+++ EXTRACTED DATA
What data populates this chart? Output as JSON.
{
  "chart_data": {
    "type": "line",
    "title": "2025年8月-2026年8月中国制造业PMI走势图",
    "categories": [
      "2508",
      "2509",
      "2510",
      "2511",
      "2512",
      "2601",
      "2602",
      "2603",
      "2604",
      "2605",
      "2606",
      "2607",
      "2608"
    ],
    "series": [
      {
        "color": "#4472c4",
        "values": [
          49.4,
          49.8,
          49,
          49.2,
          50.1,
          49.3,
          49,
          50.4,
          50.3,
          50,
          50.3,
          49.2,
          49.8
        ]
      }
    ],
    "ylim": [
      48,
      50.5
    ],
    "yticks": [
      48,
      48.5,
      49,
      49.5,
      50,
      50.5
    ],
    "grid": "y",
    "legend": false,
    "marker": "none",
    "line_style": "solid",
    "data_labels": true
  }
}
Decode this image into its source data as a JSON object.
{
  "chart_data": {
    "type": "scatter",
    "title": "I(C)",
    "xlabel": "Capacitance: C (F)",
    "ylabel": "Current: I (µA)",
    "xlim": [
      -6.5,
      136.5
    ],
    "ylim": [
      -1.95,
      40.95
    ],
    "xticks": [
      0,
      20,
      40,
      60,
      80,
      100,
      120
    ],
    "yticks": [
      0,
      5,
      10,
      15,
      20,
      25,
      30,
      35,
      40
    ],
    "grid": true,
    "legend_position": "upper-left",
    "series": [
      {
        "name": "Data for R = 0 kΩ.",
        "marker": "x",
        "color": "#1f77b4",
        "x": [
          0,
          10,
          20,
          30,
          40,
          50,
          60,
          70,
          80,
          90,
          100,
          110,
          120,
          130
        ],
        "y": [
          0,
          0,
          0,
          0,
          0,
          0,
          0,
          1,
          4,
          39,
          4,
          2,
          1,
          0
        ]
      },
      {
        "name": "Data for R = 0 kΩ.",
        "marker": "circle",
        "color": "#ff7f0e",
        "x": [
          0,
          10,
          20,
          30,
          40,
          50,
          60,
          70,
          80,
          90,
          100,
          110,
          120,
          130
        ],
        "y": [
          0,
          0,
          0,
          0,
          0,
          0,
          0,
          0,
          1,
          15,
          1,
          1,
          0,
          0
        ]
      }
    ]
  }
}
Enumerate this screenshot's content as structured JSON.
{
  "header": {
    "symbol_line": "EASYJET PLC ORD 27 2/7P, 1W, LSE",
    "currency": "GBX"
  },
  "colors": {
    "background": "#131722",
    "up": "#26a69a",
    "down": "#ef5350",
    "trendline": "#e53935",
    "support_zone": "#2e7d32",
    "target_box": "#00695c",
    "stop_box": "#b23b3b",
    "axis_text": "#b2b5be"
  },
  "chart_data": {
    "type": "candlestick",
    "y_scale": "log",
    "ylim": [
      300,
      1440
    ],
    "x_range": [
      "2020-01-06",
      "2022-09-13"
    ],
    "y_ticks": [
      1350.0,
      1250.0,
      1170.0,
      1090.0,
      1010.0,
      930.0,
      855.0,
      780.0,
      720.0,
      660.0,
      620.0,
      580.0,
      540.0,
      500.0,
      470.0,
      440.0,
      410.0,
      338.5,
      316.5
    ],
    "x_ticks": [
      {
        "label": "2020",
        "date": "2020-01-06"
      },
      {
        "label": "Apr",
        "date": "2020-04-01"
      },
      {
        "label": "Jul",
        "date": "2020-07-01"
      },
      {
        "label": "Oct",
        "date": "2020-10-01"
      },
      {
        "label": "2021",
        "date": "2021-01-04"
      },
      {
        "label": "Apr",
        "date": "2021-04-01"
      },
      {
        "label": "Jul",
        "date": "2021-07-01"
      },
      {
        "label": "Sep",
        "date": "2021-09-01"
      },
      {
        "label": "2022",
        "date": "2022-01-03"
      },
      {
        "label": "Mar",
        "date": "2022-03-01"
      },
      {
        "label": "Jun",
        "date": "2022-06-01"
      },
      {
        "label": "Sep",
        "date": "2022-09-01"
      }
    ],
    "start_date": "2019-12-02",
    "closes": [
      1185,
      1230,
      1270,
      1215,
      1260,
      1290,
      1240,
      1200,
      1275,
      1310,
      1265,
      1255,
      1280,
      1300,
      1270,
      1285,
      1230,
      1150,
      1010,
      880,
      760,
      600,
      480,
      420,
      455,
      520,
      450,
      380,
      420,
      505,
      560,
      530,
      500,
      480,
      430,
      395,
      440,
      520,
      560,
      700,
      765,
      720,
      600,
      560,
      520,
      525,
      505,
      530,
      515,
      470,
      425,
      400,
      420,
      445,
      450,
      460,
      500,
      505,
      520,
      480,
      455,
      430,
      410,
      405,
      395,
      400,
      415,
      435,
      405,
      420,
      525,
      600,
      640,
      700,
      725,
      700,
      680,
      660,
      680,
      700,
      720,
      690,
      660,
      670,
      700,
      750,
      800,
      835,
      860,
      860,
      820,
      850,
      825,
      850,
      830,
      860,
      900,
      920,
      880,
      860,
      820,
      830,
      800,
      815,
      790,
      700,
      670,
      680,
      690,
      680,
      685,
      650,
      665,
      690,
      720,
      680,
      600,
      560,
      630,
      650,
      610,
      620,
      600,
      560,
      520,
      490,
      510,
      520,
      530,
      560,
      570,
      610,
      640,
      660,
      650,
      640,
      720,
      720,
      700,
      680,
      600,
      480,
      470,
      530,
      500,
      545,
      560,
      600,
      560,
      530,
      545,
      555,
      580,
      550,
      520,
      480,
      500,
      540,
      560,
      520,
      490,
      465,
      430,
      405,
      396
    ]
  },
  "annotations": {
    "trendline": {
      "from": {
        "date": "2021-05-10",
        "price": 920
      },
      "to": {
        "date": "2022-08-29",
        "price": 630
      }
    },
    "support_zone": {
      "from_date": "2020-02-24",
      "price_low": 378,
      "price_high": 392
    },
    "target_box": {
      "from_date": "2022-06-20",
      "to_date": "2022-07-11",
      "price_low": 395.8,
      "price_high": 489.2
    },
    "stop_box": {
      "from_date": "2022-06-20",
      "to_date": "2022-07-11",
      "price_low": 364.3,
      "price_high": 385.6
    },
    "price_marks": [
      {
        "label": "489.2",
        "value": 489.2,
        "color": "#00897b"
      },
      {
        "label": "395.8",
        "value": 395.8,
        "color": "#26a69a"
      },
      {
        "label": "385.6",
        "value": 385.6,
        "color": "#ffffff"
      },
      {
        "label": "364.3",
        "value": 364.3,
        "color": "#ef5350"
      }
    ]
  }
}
++++++
EXERCISE AIM |
Return every entry verbatim.

FINAL RESULT |
What data populates this chart? Output as JSON.
{
  "chart_data": {
    "type": "line",
    "title": "2025年8月-2026年8月中国制造业PMI走势图",
    "categories": [
      "2508",
      "2509",
      "2510",
      "2511",
      "2512",
      "2601",
      "2602",
      "2603",
      "2604",
      "2605",
      "2606",
      "2607",
      "2608"
    ],
    "series": [
      {
        "color": "#4472c4",
        "values": [
          49.4,
          49.8,
          49,
          49.2,
          50.1,
          49.3,
          49,
          50.4,
          50.3,
          50,
          50.3,
          49.2,
          49.8
        ]
      }
    ],
    "ylim": [
      48,
      50.5
    ],
    "yticks": [
      48,
      48.5,
      49,
      49.5,
      50,
      50.5
    ],
    "grid": "y",
    "legend": false,
    "marker": "none",
    "line_style": "solid",
    "data_labels": true
  }
}
Decode this image into its source data as a JSON object.
{
  "chart_data": {
    "type": "scatter",
    "title": "I(C)",
    "xlabel": "Capacitance: C (F)",
    "ylabel": "Current: I (µA)",
    "xlim": [
      -6.5,
      136.5
    ],
    "ylim": [
      -1.95,
      40.95
    ],
    "xticks": [
      0,
      20,
      40,
      60,
      80,
      100,
      120
    ],
    "yticks": [
      0,
      5,
      10,
      15,
      20,
      25,
      30,
      35,
      40
    ],
    "grid": true,
    "legend_position": "upper-left",
    "series": [
      {
        "name": "Data for R = 0 kΩ.",
        "marker": "x",
        "color": "#1f77b4",
        "x": [
          0,
          10,
          20,
          30,
          40,
          50,
          60,
          70,
          80,
          90,
          100,
          110,
          120,
          130
        ],
        "y": [
          0,
          0,
          0,
          0,
          0,
          0,
          0,
          1,
          4,
          39,
          4,
          2,
          1,
          0
        ]
      },
      {
        "name": "Data for R = 0 kΩ.",
        "marker": "circle",
        "color": "#ff7f0e",
        "x": [
          0,
          10,
          20,
          30,
          40,
          50,
          60,
          70,
          80,
          90,
          100,
          110,
          120,
          130
        ],
        "y": [
          0,
          0,
          0,
          0,
          0,
          0,
          0,
          0,
          1,
          15,
          1,
          1,
          0,
          0
        ]
      }
    ]
  }
}
Enumerate this screenshot's content as structured JSON.
{
  "header": {
    "symbol_line": "EASYJET PLC ORD 27 2/7P, 1W, LSE",
    "currency": "GBX"
  },
  "colors": {
    "background": "#131722",
    "up": "#26a69a",
    "down": "#ef5350",
    "trendline": "#e53935",
    "support_zone": "#2e7d32",
    "target_box": "#00695c",
    "stop_box": "#b23b3b",
    "axis_text": "#b2b5be"
  },
  "chart_data": {
    "type": "candlestick",
    "y_scale": "log",
    "ylim": [
      300,
      1440
    ],
    "x_range": [
      "2020-01-06",
      "2022-09-13"
    ],
    "y_ticks": [
      1350.0,
      1250.0,
      1170.0,
      1090.0,
      1010.0,
      930.0,
      855.0,
      780.0,
      720.0,
      660.0,
      620.0,
      580.0,
      540.0,
      500.0,
      470.0,
      440.0,
      410.0,
      338.5,
      316.5
    ],
    "x_ticks": [
      {
        "label": "2020",
        "date": "2020-01-06"
      },
      {
        "label": "Apr",
        "date": "2020-04-01"
      },
      {
        "label": "Jul",
        "date": "2020-07-01"
      },
      {
        "label": "Oct",
        "date": "2020-10-01"
      },
      {
        "label": "2021",
        "date": "2021-01-04"
      },
      {
        "label": "Apr",
        "date": "2021-04-01"
      },
      {
        "label": "Jul",
        "date": "2021-07-01"
      },
      {
        "label": "Sep",
        "date": "2021-09-01"
      },
      {
        "label": "2022",
        "date": "2022-01-03"
      },
      {
        "label": "Mar",
        "date": "2022-03-01"
      },
      {
        "label": "Jun",
        "date": "2022-06-01"
      },
      {
        "label": "Sep",
        "date": "2022-09-01"
      }
    ],
    "start_date": "2019-12-02",
    "closes": [
      1185,
      1230,
      1270,
      1215,
      1260,
      1290,
      1240,
      1200,
      1275,
      1310,
      1265,
      1255,
      1280,
      1300,
      1270,
      1285,
      1230,
      1150,
      1010,
      880,
      760,
      600,
      480,
      420,
      455,
      520,
      450,
      380,
      420,
      505,
      560,
      530,
      500,
      480,
      430,
      395,
      440,
      520,
      560,
      700,
      765,
      720,
      600,
      560,
      520,
      525,
      505,
      530,
      515,
      470,
      425,
      400,
      420,
      445,
      450,
      460,
      500,
      505,
      520,
      480,
      455,
      430,
      410,
      405,
      395,
      400,
      415,
      435,
      405,
      420,
      525,
      600,
      640,
      700,
      725,
      700,
      680,
      660,
      680,
      700,
      720,
      690,
      660,
      670,
      700,
      750,
      800,
      835,
      860,
      860,
      820,
      850,
      825,
      850,
      830,
      860,
      900,
      920,
      880,
      860,
      820,
      830,
      800,
      815,
      790,
      700,
      670,
      680,
      690,
      680,
      685,
      650,
      665,
      690,
      720,
      680,
      600,
      560,
      630,
      650,
      610,
      620,
      600,
      560,
      520,
      490,
      510,
      520,
      530,
      560,
      570,
      610,
      640,
      660,
      650,
      640,
      720,
      720,
      700,
      680,
      600,
      480,
      470,
      530,
      500,
      545,
      560,
      600,
      560,
      530,
      545,
      555,
      580,
      550,
      520,
      480,
      500,
      540,
      560,
      520,
      490,
      465,
      430,
      405,
      396
    ]
  },
  "annotations": {
    "trendline": {
      "from": {
        "date": "2021-05-10",
        "price": 920
      },
      "to": {
        "date": "2022-08-29",
        "price": 630
      }
    },
    "support_zone": {
      "from_date": "2020-02-24",
      "price_low": 378,
      "price_high": 392
    },
    "target_box": {
      "from_date": "2022-06-20",
      "to_date": "2022-07-11",
      "price_low": 395.8,
      "price_high": 489.2
    },
    "stop_box": {
      "from_date": "2022-06-20",
      "to_date": "2022-07-11",
      "price_low": 364.3,
      "price_high": 385.6
    },
    "price_marks": [
      {
        "label": "489.2",
        "value": 489.2,
        "color": "#00897b"
      },
      {
        "label": "395.8",
        "value": 395.8,
        "color": "#26a69a"
      },
      {
        "label": "385.6",
        "value": 385.6,
        "color": "#ffffff"
      },
      {
        "label": "364.3",
        "value": 364.3,
        "color": "#ef5350"
      }
    ]
  }
}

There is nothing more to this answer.